Objective
Every line of the data that contains the string "stock" must be copied.

Dataset items
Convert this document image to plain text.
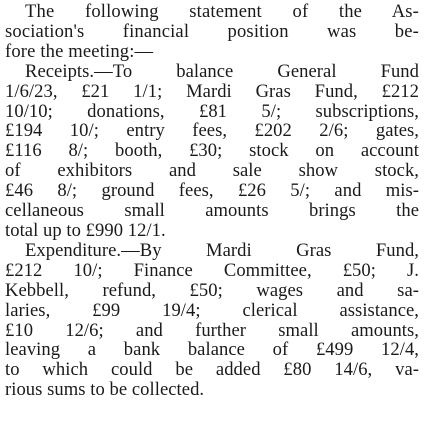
The following statement of the As-
sociation's financial position was be-
fore the meeting:—

Receipts.—To balance General Fund
1/6/23, £21 1/1; Mardi Gras Fund, £212
10/10; donations, £81 5/; subscriptions,
£194 10/; entry fees, £202 2/6; gates,
£116 8/; booth, £30; stock on account
of exhibitors and sale show stock,
£46 8/; ground fees, £26 5/; and mis-
cellaneous small amounts brings the
total up to £990 12/1.

Expenditure.—By Mardi Gras Fund,
£212 10/; Finance Committee, £50; J.
Kebbell, refund, £50; wages and sa-
laries, £99 19/4; clerical assistance,
£10 12/6; and further small amounts,
leaving a bank balance of £499 12/4,
to which could be added £80 14/6, va-
rious sums to be collected.
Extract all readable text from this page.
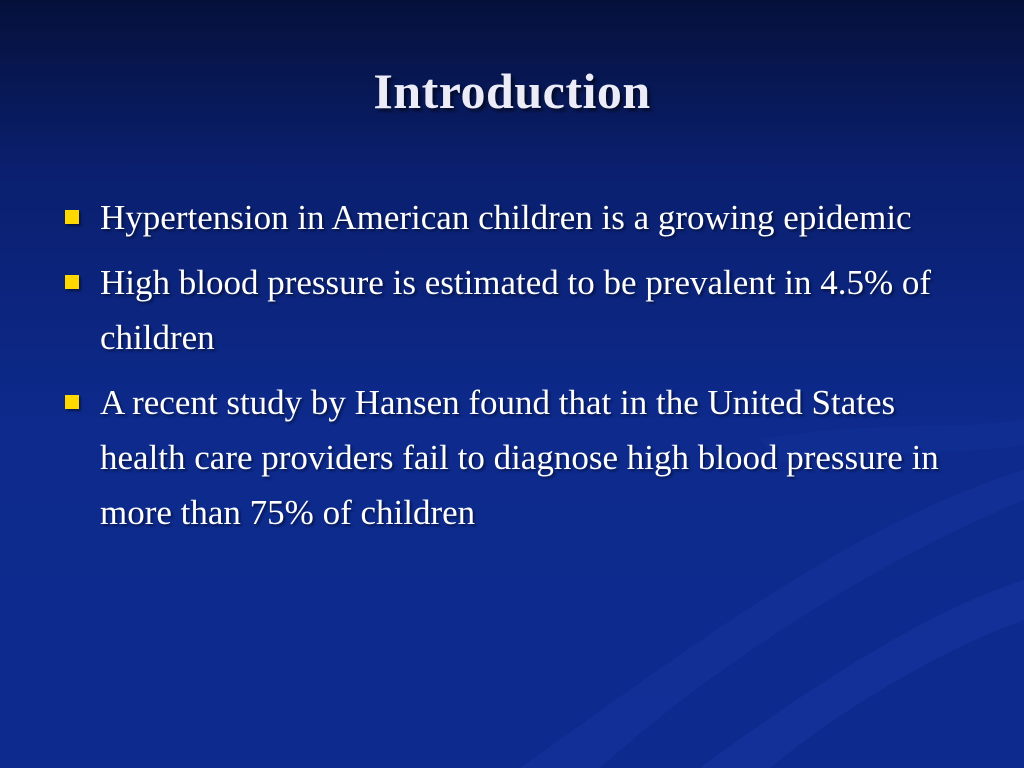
Introduction
Hypertension in American children is a growing epidemic
High blood pressure is estimated to be prevalent in 4.5% of children
A recent study by Hansen found that in the United States health care providers fail to diagnose high blood pressure in more than 75% of children
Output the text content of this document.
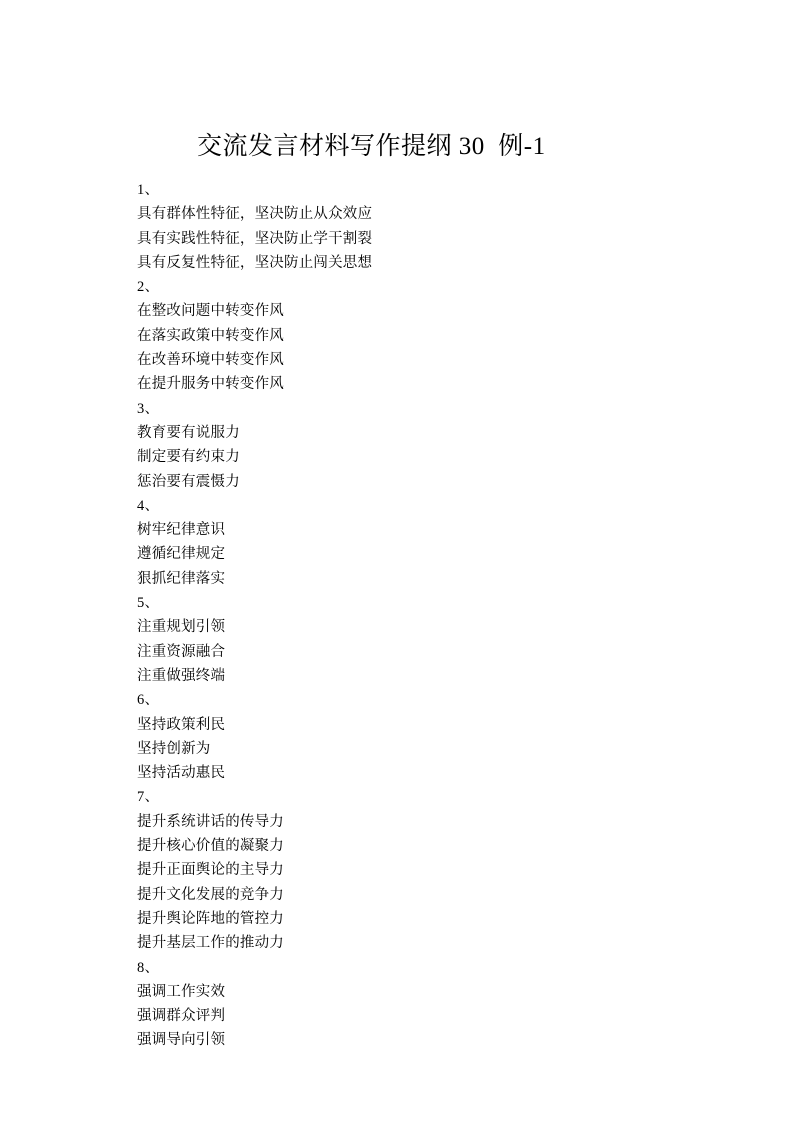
交流发言材料写作提纲 30  例-1
1、
具有群体性特征，坚决防止从众效应
具有实践性特征，坚决防止学干割裂
具有反复性特征，坚决防止闯关思想
2、
在整改问题中转变作风
在落实政策中转变作风
在改善环境中转变作风
在提升服务中转变作风
3、
教育要有说服力
制定要有约束力
惩治要有震慑力
4、
树牢纪律意识
遵循纪律规定
狠抓纪律落实
5、
注重规划引领
注重资源融合
注重做强终端
6、
坚持政策利民
坚持创新为
坚持活动惠民
7、
提升系统讲话的传导力
提升核心价值的凝聚力
提升正面舆论的主导力
提升文化发展的竞争力
提升舆论阵地的管控力
提升基层工作的推动力
8、
强调工作实效
强调群众评判
强调导向引领
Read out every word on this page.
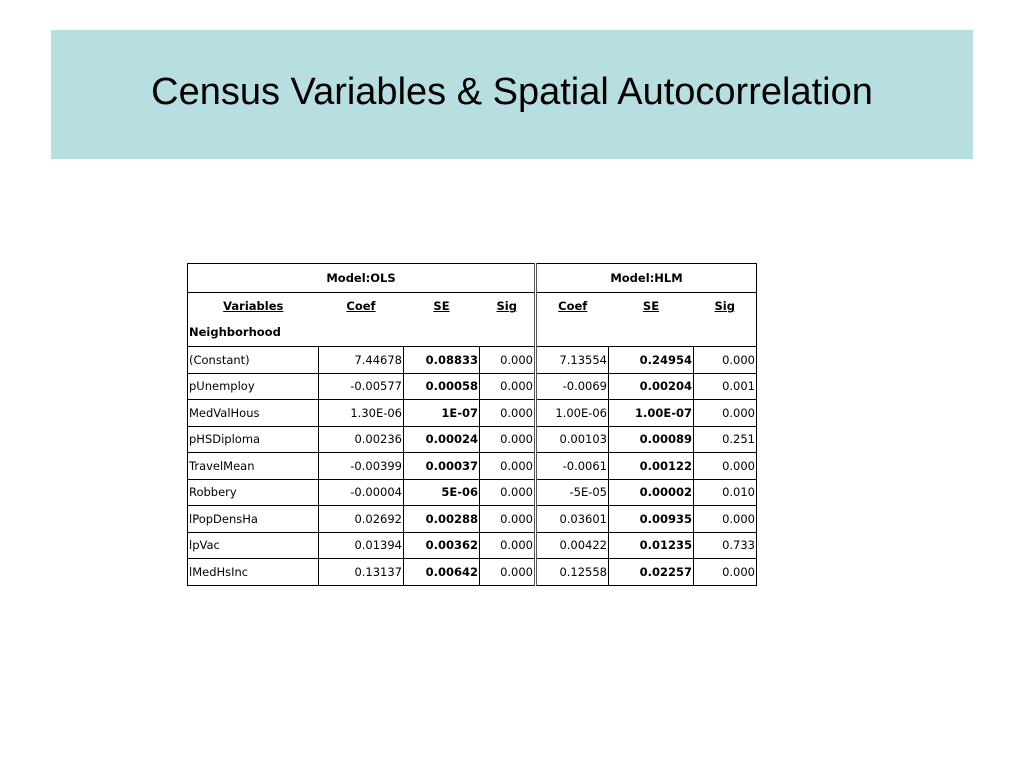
Census Variables & Spatial Autocorrelation
Model:OLS				Model:HLM		
Variables	Coef	SE	Sig	Coef	SE	Sig
Neighborhood						
(Constant)	7.44678	0.08833	0.000	7.13554	0.24954	0.000
pUnemploy	-0.00577	0.00058	0.000	-0.0069	0.00204	0.001
MedValHous	1.30E-06	1E-07	0.000	1.00E-06	1.00E-07	0.000
pHSDiploma	0.00236	0.00024	0.000	0.00103	0.00089	0.251
TravelMean	-0.00399	0.00037	0.000	-0.0061	0.00122	0.000
Robbery	-0.00004	5E-06	0.000	-5E-05	0.00002	0.010
lPopDensHa	0.02692	0.00288	0.000	0.03601	0.00935	0.000
lpVac	0.01394	0.00362	0.000	0.00422	0.01235	0.733
lMedHsInc	0.13137	0.00642	0.000	0.12558	0.02257	0.000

Completed task
£116 8/; booth, £30; stock on account
of exhibitors and sale show stock,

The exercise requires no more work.